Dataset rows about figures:
* * * * *
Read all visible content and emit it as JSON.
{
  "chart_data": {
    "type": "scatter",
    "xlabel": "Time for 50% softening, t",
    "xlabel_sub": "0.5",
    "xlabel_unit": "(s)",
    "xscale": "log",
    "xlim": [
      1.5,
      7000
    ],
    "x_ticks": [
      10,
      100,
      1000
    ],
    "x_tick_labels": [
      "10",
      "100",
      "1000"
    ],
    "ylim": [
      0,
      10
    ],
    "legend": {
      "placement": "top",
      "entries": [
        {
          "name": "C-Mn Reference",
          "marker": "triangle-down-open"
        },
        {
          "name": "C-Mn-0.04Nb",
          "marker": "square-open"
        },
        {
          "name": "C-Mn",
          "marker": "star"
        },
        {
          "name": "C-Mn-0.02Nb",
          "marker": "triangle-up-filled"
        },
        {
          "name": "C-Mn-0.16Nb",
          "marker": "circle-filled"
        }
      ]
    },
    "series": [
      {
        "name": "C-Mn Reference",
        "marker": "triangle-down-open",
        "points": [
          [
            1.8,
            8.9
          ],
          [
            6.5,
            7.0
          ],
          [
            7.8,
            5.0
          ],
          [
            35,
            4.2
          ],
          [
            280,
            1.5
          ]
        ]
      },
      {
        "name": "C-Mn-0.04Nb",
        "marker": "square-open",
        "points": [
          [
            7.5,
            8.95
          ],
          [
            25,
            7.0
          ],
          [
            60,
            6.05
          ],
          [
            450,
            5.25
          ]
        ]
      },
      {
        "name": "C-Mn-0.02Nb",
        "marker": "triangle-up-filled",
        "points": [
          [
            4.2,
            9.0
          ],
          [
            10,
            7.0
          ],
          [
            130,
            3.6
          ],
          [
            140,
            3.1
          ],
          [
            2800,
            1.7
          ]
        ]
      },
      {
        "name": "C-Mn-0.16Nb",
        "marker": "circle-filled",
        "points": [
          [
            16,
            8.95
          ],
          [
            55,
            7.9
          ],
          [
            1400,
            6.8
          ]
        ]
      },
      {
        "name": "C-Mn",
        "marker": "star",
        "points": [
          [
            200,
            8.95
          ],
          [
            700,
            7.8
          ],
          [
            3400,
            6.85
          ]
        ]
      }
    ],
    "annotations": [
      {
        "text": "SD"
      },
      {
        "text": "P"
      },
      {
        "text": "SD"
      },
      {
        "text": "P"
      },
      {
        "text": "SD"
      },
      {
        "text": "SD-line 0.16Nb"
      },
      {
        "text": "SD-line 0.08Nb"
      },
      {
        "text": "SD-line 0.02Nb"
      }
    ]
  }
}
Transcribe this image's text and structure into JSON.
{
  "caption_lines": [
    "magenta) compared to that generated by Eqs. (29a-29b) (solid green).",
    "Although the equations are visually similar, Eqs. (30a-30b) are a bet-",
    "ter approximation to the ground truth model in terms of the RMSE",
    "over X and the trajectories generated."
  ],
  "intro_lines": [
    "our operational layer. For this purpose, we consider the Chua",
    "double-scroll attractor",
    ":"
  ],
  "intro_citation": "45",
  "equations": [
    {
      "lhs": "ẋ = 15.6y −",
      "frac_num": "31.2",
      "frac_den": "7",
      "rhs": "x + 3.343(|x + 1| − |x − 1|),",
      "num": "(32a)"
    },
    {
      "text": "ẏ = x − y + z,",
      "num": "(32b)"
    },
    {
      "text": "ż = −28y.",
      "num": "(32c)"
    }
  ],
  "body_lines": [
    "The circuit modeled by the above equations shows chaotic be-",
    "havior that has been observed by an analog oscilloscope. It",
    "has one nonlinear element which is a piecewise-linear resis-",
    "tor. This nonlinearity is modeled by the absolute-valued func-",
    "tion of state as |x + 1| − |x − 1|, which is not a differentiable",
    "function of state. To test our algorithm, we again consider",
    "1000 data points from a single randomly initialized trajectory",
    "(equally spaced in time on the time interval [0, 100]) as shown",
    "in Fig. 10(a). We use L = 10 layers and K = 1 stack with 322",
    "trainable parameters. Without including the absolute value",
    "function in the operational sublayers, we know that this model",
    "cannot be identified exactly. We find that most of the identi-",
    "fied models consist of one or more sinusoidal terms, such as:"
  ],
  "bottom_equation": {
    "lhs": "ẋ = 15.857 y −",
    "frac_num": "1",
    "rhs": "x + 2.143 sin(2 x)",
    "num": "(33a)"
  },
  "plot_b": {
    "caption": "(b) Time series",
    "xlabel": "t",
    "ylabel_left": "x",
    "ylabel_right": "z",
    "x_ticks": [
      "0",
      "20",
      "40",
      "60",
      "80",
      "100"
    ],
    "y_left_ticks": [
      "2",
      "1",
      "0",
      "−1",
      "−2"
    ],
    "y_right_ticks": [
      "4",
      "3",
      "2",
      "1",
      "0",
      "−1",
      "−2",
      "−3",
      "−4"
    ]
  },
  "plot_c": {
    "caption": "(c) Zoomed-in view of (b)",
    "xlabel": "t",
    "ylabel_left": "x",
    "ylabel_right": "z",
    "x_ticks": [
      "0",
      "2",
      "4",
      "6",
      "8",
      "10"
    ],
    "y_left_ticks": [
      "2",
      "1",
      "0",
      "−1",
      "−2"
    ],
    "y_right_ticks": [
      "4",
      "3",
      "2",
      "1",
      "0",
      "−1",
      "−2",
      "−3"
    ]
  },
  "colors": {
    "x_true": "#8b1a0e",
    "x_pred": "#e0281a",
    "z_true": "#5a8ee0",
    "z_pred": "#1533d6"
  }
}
* * * * *
STATED PROBLEM: Print out the whole listing exactly as it appears.

COMPLETE ANSWER:
Read all visible content and emit it as JSON.
{
  "chart_data": {
    "type": "scatter",
    "xlabel": "Time for 50% softening, t",
    "xlabel_sub": "0.5",
    "xlabel_unit": "(s)",
    "xscale": "log",
    "xlim": [
      1.5,
      7000
    ],
    "x_ticks": [
      10,
      100,
      1000
    ],
    "x_tick_labels": [
      "10",
      "100",
      "1000"
    ],
    "ylim": [
      0,
      10
    ],
    "legend": {
      "placement": "top",
      "entries": [
        {
          "name": "C-Mn Reference",
          "marker": "triangle-down-open"
        },
        {
          "name": "C-Mn-0.04Nb",
          "marker": "square-open"
        },
        {
          "name": "C-Mn",
          "marker": "star"
        },
        {
          "name": "C-Mn-0.02Nb",
          "marker": "triangle-up-filled"
        },
        {
          "name": "C-Mn-0.16Nb",
          "marker": "circle-filled"
        }
      ]
    },
    "series": [
      {
        "name": "C-Mn Reference",
        "marker": "triangle-down-open",
        "points": [
          [
            1.8,
            8.9
          ],
          [
            6.5,
            7.0
          ],
          [
            7.8,
            5.0
          ],
          [
            35,
            4.2
          ],
          [
            280,
            1.5
          ]
        ]
      },
      {
        "name": "C-Mn-0.04Nb",
        "marker": "square-open",
        "points": [
          [
            7.5,
            8.95
          ],
          [
            25,
            7.0
          ],
          [
            60,
            6.05
          ],
          [
            450,
            5.25
          ]
        ]
      },
      {
        "name": "C-Mn-0.02Nb",
        "marker": "triangle-up-filled",
        "points": [
          [
            4.2,
            9.0
          ],
          [
            10,
            7.0
          ],
          [
            130,
            3.6
          ],
          [
            140,
            3.1
          ],
          [
            2800,
            1.7
          ]
        ]
      },
      {
        "name": "C-Mn-0.16Nb",
        "marker": "circle-filled",
        "points": [
          [
            16,
            8.95
          ],
          [
            55,
            7.9
          ],
          [
            1400,
            6.8
          ]
        ]
      },
      {
        "name": "C-Mn",
        "marker": "star",
        "points": [
          [
            200,
            8.95
          ],
          [
            700,
            7.8
          ],
          [
            3400,
            6.85
          ]
        ]
      }
    ],
    "annotations": [
      {
        "text": "SD"
      },
      {
        "text": "P"
      },
      {
        "text": "SD"
      },
      {
        "text": "P"
      },
      {
        "text": "SD"
      },
      {
        "text": "SD-line 0.16Nb"
      },
      {
        "text": "SD-line 0.08Nb"
      },
      {
        "text": "SD-line 0.02Nb"
      }
    ]
  }
}
Transcribe this image's text and structure into JSON.
{
  "caption_lines": [
    "magenta) compared to that generated by Eqs. (29a-29b) (solid green).",
    "Although the equations are visually similar, Eqs. (30a-30b) are a bet-",
    "ter approximation to the ground truth model in terms of the RMSE",
    "over X and the trajectories generated."
  ],
  "intro_lines": [
    "our operational layer. For this purpose, we consider the Chua",
    "double-scroll attractor",
    ":"
  ],
  "intro_citation": "45",
  "equations": [
    {
      "lhs": "ẋ = 15.6y −",
      "frac_num": "31.2",
      "frac_den": "7",
      "rhs": "x + 3.343(|x + 1| − |x − 1|),",
      "num": "(32a)"
    },
    {
      "text": "ẏ = x − y + z,",
      "num": "(32b)"
    },
    {
      "text": "ż = −28y.",
      "num": "(32c)"
    }
  ],
  "body_lines": [
    "The circuit modeled by the above equations shows chaotic be-",
    "havior that has been observed by an analog oscilloscope. It",
    "has one nonlinear element which is a piecewise-linear resis-",
    "tor. This nonlinearity is modeled by the absolute-valued func-",
    "tion of state as |x + 1| − |x − 1|, which is not a differentiable",
    "function of state. To test our algorithm, we again consider",
    "1000 data points from a single randomly initialized trajectory",
    "(equally spaced in time on the time interval [0, 100]) as shown",
    "in Fig. 10(a). We use L = 10 layers and K = 1 stack with 322",
    "trainable parameters. Without including the absolute value",
    "function in the operational sublayers, we know that this model",
    "cannot be identified exactly. We find that most of the identi-",
    "fied models consist of one or more sinusoidal terms, such as:"
  ],
  "bottom_equation": {
    "lhs": "ẋ = 15.857 y −",
    "frac_num": "1",
    "rhs": "x + 2.143 sin(2 x)",
    "num": "(33a)"
  },
  "plot_b": {
    "caption": "(b) Time series",
    "xlabel": "t",
    "ylabel_left": "x",
    "ylabel_right": "z",
    "x_ticks": [
      "0",
      "20",
      "40",
      "60",
      "80",
      "100"
    ],
    "y_left_ticks": [
      "2",
      "1",
      "0",
      "−1",
      "−2"
    ],
    "y_right_ticks": [
      "4",
      "3",
      "2",
      "1",
      "0",
      "−1",
      "−2",
      "−3",
      "−4"
    ]
  },
  "plot_c": {
    "caption": "(c) Zoomed-in view of (b)",
    "xlabel": "t",
    "ylabel_left": "x",
    "ylabel_right": "z",
    "x_ticks": [
      "0",
      "2",
      "4",
      "6",
      "8",
      "10"
    ],
    "y_left_ticks": [
      "2",
      "1",
      "0",
      "−1",
      "−2"
    ],
    "y_right_ticks": [
      "4",
      "3",
      "2",
      "1",
      "0",
      "−1",
      "−2",
      "−3"
    ]
  },
  "colors": {
    "x_true": "#8b1a0e",
    "x_pred": "#e0281a",
    "z_true": "#5a8ee0",
    "z_pred": "#1533d6"
  }
}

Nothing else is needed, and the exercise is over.